-- begin --

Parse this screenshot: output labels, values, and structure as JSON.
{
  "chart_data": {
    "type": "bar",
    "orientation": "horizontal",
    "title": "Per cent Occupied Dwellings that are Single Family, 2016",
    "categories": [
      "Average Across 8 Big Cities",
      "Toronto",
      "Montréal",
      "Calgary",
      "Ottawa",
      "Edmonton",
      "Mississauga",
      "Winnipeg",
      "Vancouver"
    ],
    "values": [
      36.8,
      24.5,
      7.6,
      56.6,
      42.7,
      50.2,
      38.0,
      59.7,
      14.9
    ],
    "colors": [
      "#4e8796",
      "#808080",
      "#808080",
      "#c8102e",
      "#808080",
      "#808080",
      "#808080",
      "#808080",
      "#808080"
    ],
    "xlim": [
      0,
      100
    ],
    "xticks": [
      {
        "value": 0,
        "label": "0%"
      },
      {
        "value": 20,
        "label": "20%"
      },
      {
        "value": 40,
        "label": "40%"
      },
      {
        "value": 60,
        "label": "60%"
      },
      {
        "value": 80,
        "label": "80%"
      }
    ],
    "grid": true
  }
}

-- end --

> [PROBLEM TO SOLVE] Across the records, how many lines contain "values"? Only the number should be given.

> [ANSWER IN FULL] 2